В Мещёре было все, что привлекало писателя с самого детства: «глухие леса, озера извилистые лесные реки, болота, заброшенные дороги и даже постоялые дворы».

Здесь, по словам Константина Георгиевича, он прикоснулся к народной жизни, к чистейшим истокам русского языка.

«Самое большое, простое и бесхитростное счастье я нашел в лесном Мещёрском краю. Счастье близости к своей земле, сосредоточенности и внутренней свободы, любимых дум и напряженного труда. Средней России — и только ей — я обязан большинством написанных мною вещей», — признавался Паустовский.

После публикации в 1939 году повести «Мещёрская сторона», которую высоко оценила критика, Паустовского стали называть «лучшим пейзажистом в современной литературе».

Так, Александр Роскин считал: «Многие произведения Паустовского — произведения живописи. Их можно было бы вешать на стену, если бы только для подобных картин существовали рамы и гвозди».

И действительно, пейзажи в «Мещёрской стороне» впору сравнивать с классическими образцами, в том числе с Левитаном, во многом благодаря творчеству которого Паустовский «живописал словом, как кистью»: «Путь в лесах — это километры тишины и безветрия. Это грибная прель, осторожное перепархивание птиц. Это липкие маслюки, облепленные хвоей, жесткая трава, холодные белые грибы, земляника, лиловые колокольчики на полянах, дрожь осиновых листьев, торжественный свет и, наконец, лесные сумерки, когда из мхов тянет сыростью и в траве горят светляки».


«Крупинки золотой пыли...»

Задания для выполнения —
a - Пожалуйста, перепишите записи, начиная с самой первой строки и до строки с «legend-swatch [1347,977,1362,992]» включительно, заменив «legend-label» на «legend-text». Всё остальное оставьте без изменений.
b - Допишите продолжение отрывка о Паустовском и Мещёрском крае.
Отрывок и записи никак не связаны друг с другом.

Исходные данные —
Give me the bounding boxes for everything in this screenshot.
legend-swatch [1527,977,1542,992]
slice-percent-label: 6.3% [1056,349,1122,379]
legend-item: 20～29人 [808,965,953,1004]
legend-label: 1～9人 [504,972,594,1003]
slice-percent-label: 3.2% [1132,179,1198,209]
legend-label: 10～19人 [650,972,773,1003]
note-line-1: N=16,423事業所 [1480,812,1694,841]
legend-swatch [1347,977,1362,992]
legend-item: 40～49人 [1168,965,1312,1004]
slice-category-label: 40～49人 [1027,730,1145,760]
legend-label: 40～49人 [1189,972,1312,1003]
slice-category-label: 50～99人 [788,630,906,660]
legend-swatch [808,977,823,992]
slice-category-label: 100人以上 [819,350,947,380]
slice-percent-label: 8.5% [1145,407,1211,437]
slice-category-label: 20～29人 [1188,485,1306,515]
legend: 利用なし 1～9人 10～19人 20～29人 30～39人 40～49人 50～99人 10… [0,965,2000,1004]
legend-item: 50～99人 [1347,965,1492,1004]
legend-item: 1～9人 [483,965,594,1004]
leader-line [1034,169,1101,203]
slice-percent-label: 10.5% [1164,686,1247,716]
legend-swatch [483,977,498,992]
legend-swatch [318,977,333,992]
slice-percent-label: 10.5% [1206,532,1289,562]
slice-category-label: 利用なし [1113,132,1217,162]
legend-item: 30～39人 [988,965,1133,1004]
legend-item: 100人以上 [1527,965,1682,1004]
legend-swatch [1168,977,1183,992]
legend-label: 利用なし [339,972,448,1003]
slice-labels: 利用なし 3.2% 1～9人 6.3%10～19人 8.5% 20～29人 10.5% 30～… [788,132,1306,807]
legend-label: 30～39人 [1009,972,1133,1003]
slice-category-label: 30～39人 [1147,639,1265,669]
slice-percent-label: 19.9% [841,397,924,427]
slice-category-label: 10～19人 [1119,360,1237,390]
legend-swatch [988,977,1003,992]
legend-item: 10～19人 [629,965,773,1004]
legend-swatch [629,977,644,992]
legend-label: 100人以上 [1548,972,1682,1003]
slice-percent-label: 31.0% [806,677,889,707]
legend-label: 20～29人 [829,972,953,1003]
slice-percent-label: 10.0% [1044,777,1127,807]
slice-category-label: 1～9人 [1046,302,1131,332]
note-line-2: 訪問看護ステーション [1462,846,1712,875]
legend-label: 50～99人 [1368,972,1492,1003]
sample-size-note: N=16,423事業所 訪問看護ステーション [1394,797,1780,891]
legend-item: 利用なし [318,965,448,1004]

Ответы к заданиям —
a -
Give me the bounding boxes for everything in this screenshot.
legend-swatch [1527,977,1542,992]
slice-percent-label: 6.3% [1056,349,1122,379]
legend-item: 20～29人 [808,965,953,1004]
legend-text: 1～9人 [504,972,594,1003]
slice-percent-label: 3.2% [1132,179,1198,209]
legend-text: 10～19人 [650,972,773,1003]
note-line-1: N=16,423事業所 [1480,812,1694,841]
legend-swatch [1347,977,1362,992]

b -
«Всегда следует стремиться к прекрасному» — этими словами Оноре Бальзака Константин Георгиевич предваряет «Золотую розу», одну из самых своих знаменитых книг, которой зачитывались и многие советские интеллектуалы разного возраста и профессий, и школьники моего поколения, раздумывающие о выборе жизненного пути.

Своеобразной «увертюрой» к «Золотой розе» стал рассказ-притча «Драгоценная пыль».

Получив в одном из колониальных походов тяжелое ранение, Шамет, бывший солдат, возвращается домой, во Францию. Да не один, а с очаровательной крошкой Сюзанной, с которой очень сдружился во время долгого пути на родину. Его бывший полковой командир попросил отвезти к тетке дочку — он воспитывал ее один, без жены.

Неожиданно незамысловатая солдатская байка о золотой розе, которую Шамет рассказал Сюзанне и которая, по народной молве, приносит счастье, стала смыслом дальнейшей жизни двух этих столь разных людей. Оба поверили в сказку!

Жан Шамет стал парижским мусорщиком. Многие годы он изо дня в день кропотливо просеивает пыль, собранную им в ювелирной лавке. И все для того, чтобы сделать счастливой Сюзанну.

В конце концов Шамет смог из ювелирной пыли добыть крупинки золота, а затем отлить из драгоценного металла розу.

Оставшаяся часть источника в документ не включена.